--- Begin ---
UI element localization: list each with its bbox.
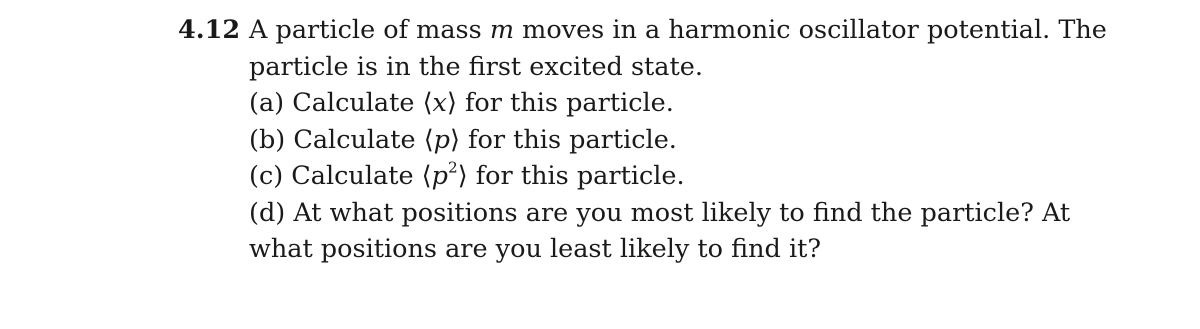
part-b bbox=[178, 122, 1078, 159]
part-c bbox=[178, 158, 1078, 195]
part-a-prefix: (a) Calculate bbox=[249, 88, 423, 118]
expectation-expr-p: p bbox=[433, 124, 450, 155]
part-a-suffix: for this particle. bbox=[456, 88, 674, 118]
exponent: 2 bbox=[447, 158, 458, 177]
part-c-suffix: for this particle. bbox=[467, 161, 685, 191]
part-c-prefix: (c) Calculate bbox=[249, 161, 422, 191]
right-angle-bracket: ⟩ bbox=[457, 161, 468, 191]
left-angle-bracket: ⟨ bbox=[423, 124, 434, 155]
part-a bbox=[178, 85, 1078, 122]
expectation-expr-x: x bbox=[432, 88, 447, 118]
right-angle-bracket: ⟩ bbox=[446, 88, 457, 118]
intro-line-2: particle is in the first excited state. bbox=[249, 51, 703, 82]
problem-header-line bbox=[178, 12, 1107, 49]
part-d-line-1: (d) At what positions are you most likely to find the particle? At bbox=[249, 197, 1071, 228]
problem-4-12 bbox=[178, 12, 1107, 268]
part-b-prefix: (b) Calculate bbox=[249, 124, 424, 155]
intro-text-pre: A particle of mass bbox=[249, 15, 490, 45]
part-b-suffix: for this particle. bbox=[459, 124, 677, 155]
mass-variable: m bbox=[489, 15, 515, 45]
part-d-line-2: what positions are you least likely to find it? bbox=[249, 234, 822, 264]
intro-text-post: moves in a harmonic oscillator potential. The bbox=[514, 15, 1107, 45]
left-angle-bracket: ⟨ bbox=[422, 88, 433, 118]
problem-number: 4.12 bbox=[178, 15, 241, 45]
left-angle-bracket: ⟨ bbox=[421, 161, 432, 191]
right-angle-bracket: ⟩ bbox=[449, 124, 460, 155]
expectation-expr-p-squared: p bbox=[431, 161, 448, 191]
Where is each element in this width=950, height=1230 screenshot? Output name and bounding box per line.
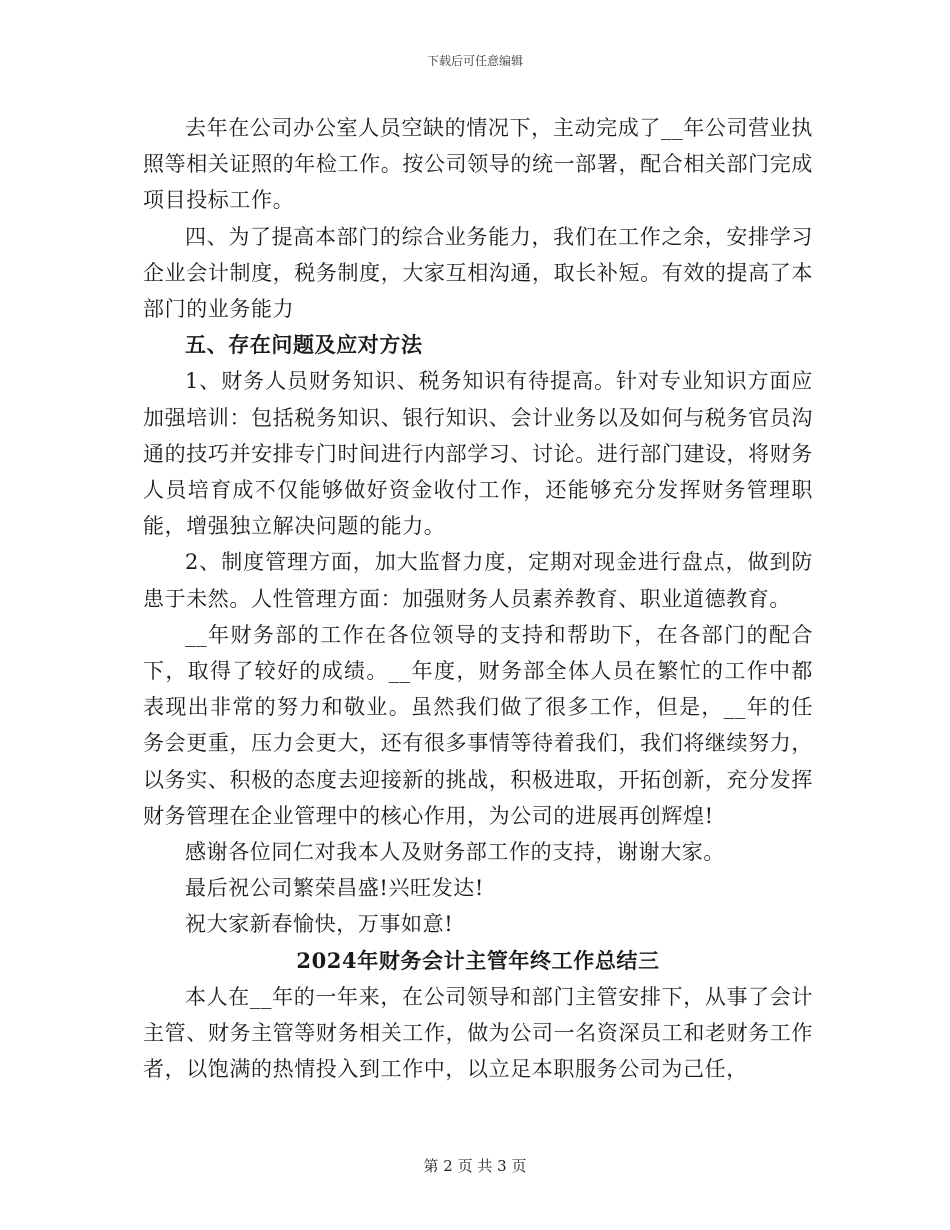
paragraph-wish-everyone: 祝大家新春愉快，万事如意! <box>185 912 454 937</box>
section-heading-problems: 五、存在问题及应对方法 <box>185 332 423 358</box>
paragraph-wish-company: 最后祝公司繁荣昌盛!兴旺发达! <box>185 876 484 901</box>
paragraph-thanks: 感谢各位同仁对我本人及财务部工作的支持，谢谢大家。 <box>185 840 725 865</box>
page-footer: 第 2 页 共 3 页 <box>423 1157 527 1175</box>
paragraph-business-ability: 四、为了提高本部门的综合业务能力，我们在工作之余，安排学习企业会计制度，税务制度，大家互相沟通，取长补短。有效的提高了本部门的业务能力 <box>143 224 813 322</box>
paragraph-training: 1、财务人员财务知识、税务知识有待提高。针对专业知识方面应加强培训：包括税务知识、银行知识、会计业务以及如何与税务官员沟通的技巧并安排专门时间进行内部学习、讨论。进行部门建设，将财务人员培育成不仅能够做好资金收付工作，还能够充分发挥财务管理职能，增强独立解决问题的能力。 <box>143 369 813 539</box>
paragraph-license-inspection: 去年在公司办公室人员空缺的情况下，主动完成了__年公司营业执照等相关证照的年检工作。按公司领导的统一部署，配合相关部门完成项目投标工作。 <box>143 116 813 213</box>
paragraph-summary: __年财务部的工作在各位领导的支持和帮助下，在各部门的配合下，取得了较好的成绩。__年度，财务部全体人员在繁忙的工作中都表现出非常的努力和敬业。虽然我们做了很多工作，但是，__年的任务会更重，压力会更大，还有很多事情等待着我们，我们将继续努力，以务实、积极的态度去迎接新的挑战，积极进取，开拓创新，充分发挥财务管理在企业管理中的核心作用，为公司的进展再创辉煌! <box>143 622 813 828</box>
paragraph-management: 2、制度管理方面，加大监督力度，定期对现金进行盘点，做到防患于未然。人性管理方面：加强财务人员素养教育、职业道德教育。 <box>143 550 813 611</box>
page-header: 下载后可任意编辑 <box>426 54 523 68</box>
section-title: 2024年财务会计主管年终工作总结三 <box>296 947 660 973</box>
document-body <box>143 110 813 1087</box>
paragraph-intro-three: 本人在__年的一年来，在公司领导和部门主管安排下，从事了会计主管、财务主管等财务相关工作，做为公司一名资深员工和老财务工作者，以饱满的热情投入到工作中，以立足本职服务公司为己任， <box>143 984 813 1082</box>
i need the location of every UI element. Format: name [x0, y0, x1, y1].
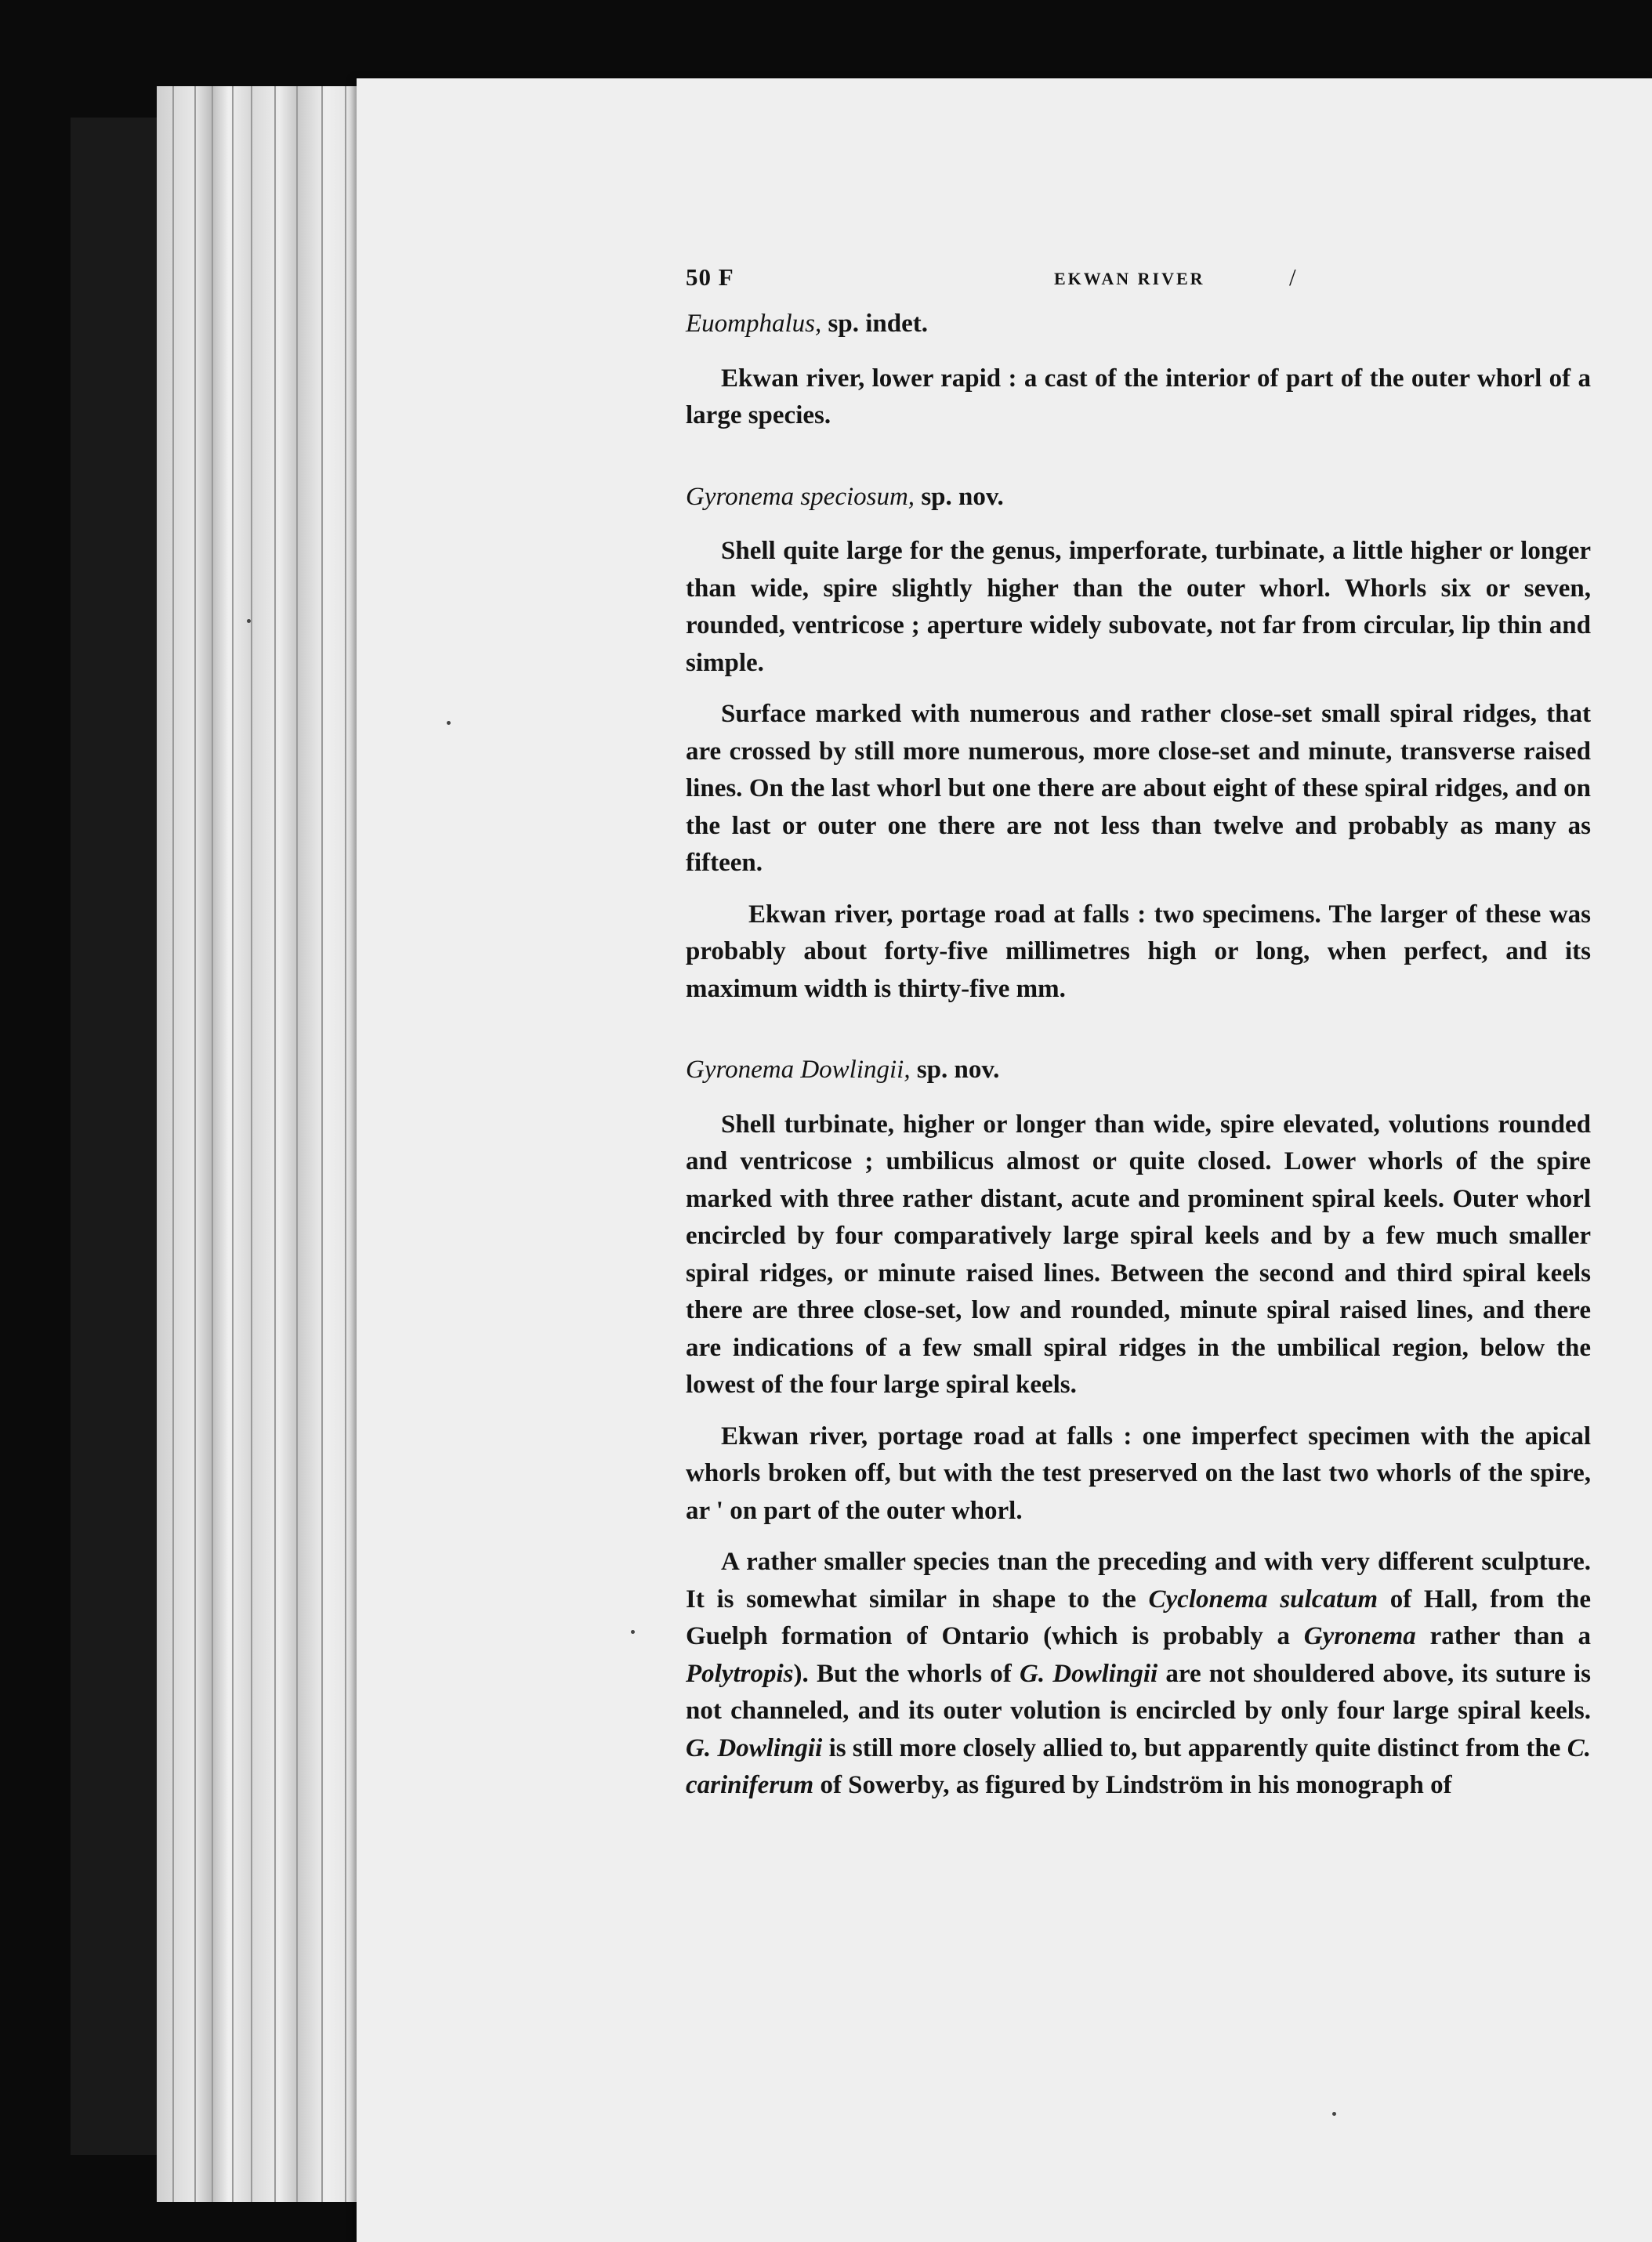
species-heading-italic: Euomphalus,: [686, 310, 822, 338]
book-page: [357, 78, 1652, 2242]
paragraph: Surface marked with numerous and rather close-set small spiral ridges, that are crossed by still more numerous, more close-set and minute, transverse raised lines. On the last whorl but one there are about eight of these spiral ridges, and on the last or outer one there are not less than twelve and probably as many as fifteen.: [686, 700, 1591, 877]
species-heading: [686, 306, 1591, 343]
running-head-title: EKWAN RIVER: [1054, 269, 1205, 288]
paper-speck: [631, 1630, 635, 1634]
page-stack-edges: [157, 86, 368, 2202]
paragraph: Shell quite large for the genus, imperforate, turbinate, a little higher or longer than wide, spire slightly higher than the outer whorl. Whorls six or seven, rounded, ventricose ; aperture widely subovate, not far from circular, lip thin and simple.: [686, 537, 1591, 677]
page-number: 50 F: [686, 263, 734, 291]
species-heading: [686, 479, 1591, 516]
species-heading-plain: sp. nov.: [910, 1056, 1000, 1084]
paragraph: Ekwan river, portage road at falls : one imperfect specimen with the apical whorls broken off, but with the test preserved on the last two whorls of the spire, ar ' on part of the outer whorl.: [686, 1422, 1591, 1525]
species-heading: [686, 1052, 1591, 1089]
species-heading-italic: Gyronema Dowlingii,: [686, 1056, 911, 1084]
running-head-mark: /: [1289, 263, 1297, 291]
paper-speck: [447, 721, 451, 725]
page-text: [686, 259, 1591, 1819]
paper-speck: [247, 619, 251, 623]
species-heading-italic: Gyronema speciosum,: [686, 482, 915, 511]
paragraph: Shell turbinate, higher or longer than wide, spire elevated, volutions rounded and ventricose ; umbilicus almost or quite closed. Lower whorls of the spire marked with three rather distant, acute and prominent spiral keels. Outer whorl encircled by four comparatively large spiral keels and by a few much smaller spiral ridges, or minute raised lines. Between the second and third spiral keels there are three close-set, low and rounded, minute spiral raised lines, and there are indications of a few small spiral ridges in the umbilical region, below the lowest of the four large spiral keels.: [686, 1110, 1591, 1399]
paper-speck: [1332, 2112, 1336, 2116]
closing-paragraph: A rather smaller species tnan the preceding and with very different sculpture. It is somewhat similar in shape to the Cyclonema sulcatum of Hall, from the Guelph formation of Ontario (which is probably a Gyronema rather than a Polytropis). But the whorls of G. Dowlingii are not shouldered above, its suture is not channeled, and its outer volution is encircled by only four large spiral keels. G. Dowlingii is still more closely allied to, but apparently quite distinct from the C. cariniferum of Sowerby, as figured by Lindström in his monograph of: [686, 1548, 1592, 1799]
species-heading-plain: sp. nov.: [915, 482, 1004, 511]
paragraph: Ekwan river, lower rapid : a cast of the interior of part of the outer whorl of a large species.: [686, 364, 1591, 429]
species-heading-plain: sp. indet.: [821, 310, 928, 338]
paragraph: Ekwan river, portage road at falls : two specimens. The larger of these was probably about forty-five millimetres high or long, when perfect, and its maximum width is thirty-five mm.: [686, 900, 1591, 1003]
running-header: [686, 259, 1591, 306]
--- End ---
• Problem to solve
Convert all of the entries above into a single numbered list with no blank lines. Leave the pictures out.

• Exercise response
1. UI element localization: list each with its bbox.
2. part-b bbox=[178, 122, 1078, 159]
3. part-c bbox=[178, 158, 1078, 195]
4. part-a-prefix: (a) Calculate bbox=[249, 88, 423, 118]
5. expectation-expr-p: p bbox=[433, 124, 450, 155]
6. part-a-suffix: for this particle. bbox=[456, 88, 674, 118]
7. exponent: 2 bbox=[447, 158, 458, 177]
8. part-c-suffix: for this particle. bbox=[467, 161, 685, 191]
9. part-c-prefix: (c) Calculate bbox=[249, 161, 422, 191]
10. right-angle-bracket: ⟩ bbox=[457, 161, 468, 191]
11. left-angle-bracket: ⟨ bbox=[423, 124, 434, 155]
12. part-a bbox=[178, 85, 1078, 122]
13. expectation-expr-x: x bbox=[432, 88, 447, 118]
14. right-angle-bracket: ⟩ bbox=[446, 88, 457, 118]
15. intro-line-2: particle is in the first excited state. bbox=[249, 51, 703, 82]
16. problem-header-line bbox=[178, 12, 1107, 49]
17. part-d-line-1: (d) At what positions are you most likely to find the particle? At bbox=[249, 197, 1071, 228]
18. problem-4-12 bbox=[178, 12, 1107, 268]
19. part-b-prefix: (b) Calculate bbox=[249, 124, 424, 155]
20. intro-text-pre: A particle of mass bbox=[249, 15, 490, 45]
21. part-b-suffix: for this particle. bbox=[459, 124, 677, 155]
22. mass-variable: m bbox=[489, 15, 515, 45]
23. part-d-line-2: what positions are you least likely to find it? bbox=[249, 234, 822, 264]
24. intro-text-post: moves in a harmonic oscillator potential. The bbox=[514, 15, 1107, 45]
25. left-angle-bracket: ⟨ bbox=[422, 88, 433, 118]
26. problem-number: 4.12 bbox=[178, 15, 241, 45]
27. left-angle-bracket: ⟨ bbox=[421, 161, 432, 191]
28. right-angle-bracket: ⟩ bbox=[449, 124, 460, 155]
29. expectation-expr-p-squared: p bbox=[431, 161, 448, 191]
30. Where is each element in this width=950, height=1230 screenshot? Output name and bounding box per line.
31. paragraph-wish-everyone: 祝大家新春愉快，万事如意! <box>185 912 454 937</box>
32. section-heading-problems: 五、存在问题及应对方法 <box>185 332 423 358</box>
33. paragraph-wish-company: 最后祝公司繁荣昌盛!兴旺发达! <box>185 876 484 901</box>
34. paragraph-thanks: 感谢各位同仁对我本人及财务部工作的支持，谢谢大家。 <box>185 840 725 865</box>
35. page-footer: 第 2 页 共 3 页 <box>423 1157 527 1175</box>
36. paragraph-business-ability: 四、为了提高本部门的综合业务能力，我们在工作之余，安排学习企业会计制度，税务制度，大家互相沟通，取长补短。有效的提高了本部门的业务能力 <box>143 224 813 322</box>
37. paragraph-training: 1、财务人员财务知识、税务知识有待提高。针对专业知识方面应加强培训：包括税务知识、银行知识、会计业务以及如何与税务官员沟通的技巧并安排专门时间进行内部学习、讨论。进行部门建设，将财务人员培育成不仅能够做好资金收付工作，还能够充分发挥财务管理职能，增强独立解决问题的能力。 <box>143 369 813 539</box>
38. paragraph-license-inspection: 去年在公司办公室人员空缺的情况下，主动完成了__年公司营业执照等相关证照的年检工作。按公司领导的统一部署，配合相关部门完成项目投标工作。 <box>143 116 813 213</box>
39. paragraph-summary: __年财务部的工作在各位领导的支持和帮助下，在各部门的配合下，取得了较好的成绩。__年度，财务部全体人员在繁忙的工作中都表现出非常的努力和敬业。虽然我们做了很多工作，但是，__年的任务会更重，压力会更大，还有很多事情等待着我们，我们将继续努力，以务实、积极的态度去迎接新的挑战，积极进取，开拓创新，充分发挥财务管理在企业管理中的核心作用，为公司的进展再创辉煌! <box>143 622 813 828</box>
40. paragraph-management: 2、制度管理方面，加大监督力度，定期对现金进行盘点，做到防患于未然。人性管理方面：加强财务人员素养教育、职业道德教育。 <box>143 550 813 611</box>
41. page-header: 下载后可任意编辑 <box>426 54 523 68</box>
42. section-title: 2024年财务会计主管年终工作总结三 <box>296 947 660 973</box>
43. document-body <box>143 110 813 1087</box>
44. paragraph-intro-three: 本人在__年的一年来，在公司领导和部门主管安排下，从事了会计主管、财务主管等财务相关工作，做为公司一名资深员工和老财务工作者，以饱满的热情投入到工作中，以立足本职服务公司为己任， <box>143 984 813 1082</box>
45. i need the location of every UI element. Format: name [x0, y0, x1, y1].
46. species-heading-italic: Euomphalus,: [686, 310, 822, 338]
47. book-page: [357, 78, 1652, 2242]
48. paragraph: Surface marked with numerous and rather close-set small spiral ridges, that are crossed by still more numerous, more close-set and minute, transverse raised lines. On the last whorl but one there are about eight of these spiral ridges, and on the last or outer one there are not less than twelve and probably as many as fifteen.: [686, 700, 1591, 877]
49. species-heading: [686, 306, 1591, 343]
50. running-head-title: EKWAN RIVER: [1054, 269, 1205, 288]
51. paper-speck: [631, 1630, 635, 1634]
52. page-stack-edges: [157, 86, 368, 2202]
53. paragraph: Shell quite large for the genus, imperforate, turbinate, a little higher or longer than wide, spire slightly higher than the outer whorl. Whorls six or seven, rounded, ventricose ; aperture widely subovate, not far from circular, lip thin and simple.: [686, 537, 1591, 677]
54. page-number: 50 F: [686, 263, 734, 291]
55. species-heading: [686, 479, 1591, 516]
56. species-heading-plain: sp. nov.: [910, 1056, 1000, 1084]
57. paragraph: Ekwan river, portage road at falls : one imperfect specimen with the apical whorls broken off, but with the test preserved on the last two whorls of the spire, ar ' on part of the outer whorl.: [686, 1422, 1591, 1525]
58. species-heading: [686, 1052, 1591, 1089]
59. species-heading-italic: Gyronema Dowlingii,: [686, 1056, 911, 1084]
60. running-head-mark: /: [1289, 263, 1297, 291]
61. paper-speck: [447, 721, 451, 725]
62. page-text: [686, 259, 1591, 1819]
63. paper-speck: [247, 619, 251, 623]
64. species-heading-italic: Gyronema speciosum,: [686, 482, 915, 511]
65. paragraph: Shell turbinate, higher or longer than wide, spire elevated, volutions rounded and ventricose ; umbilicus almost or quite closed. Lower whorls of the spire marked with three rather distant, acute and prominent spiral keels. Outer whorl encircled by four comparatively large spiral keels and by a few much smaller spiral ridges, or minute raised lines. Between the second and third spiral keels there are three close-set, low and rounded, minute spiral raised lines, and there are indications of a few small spiral ridges in the umbilical region, below the lowest of the four large spiral keels.: [686, 1110, 1591, 1399]
66. paper-speck: [1332, 2112, 1336, 2116]
67. closing-paragraph: A rather smaller species tnan the preceding and with very different sculpture. It is somewhat similar in shape to the Cyclonema sulcatum of Hall, from the Guelph formation of Ontario (which is probably a Gyronema rather than a Polytropis). But the whorls of G. Dowlingii are not shouldered above, its suture is not channeled, and its outer volution is encircled by only four large spiral keels. G. Dowlingii is still more closely allied to, but apparently quite distinct from the C. cariniferum of Sowerby, as figured by Lindström in his monograph of: [686, 1548, 1592, 1799]
68. species-heading-plain: sp. nov.: [915, 482, 1004, 511]
69. paragraph: Ekwan river, lower rapid : a cast of the interior of part of the outer whorl of a large species.: [686, 364, 1591, 429]
70. species-heading-plain: sp. indet.: [821, 310, 928, 338]
71. paragraph: Ekwan river, portage road at falls : two specimens. The larger of these was probably about forty-five millimetres high or long, when perfect, and its maximum width is thirty-five mm.: [686, 900, 1591, 1003]
72. running-header: [686, 259, 1591, 306]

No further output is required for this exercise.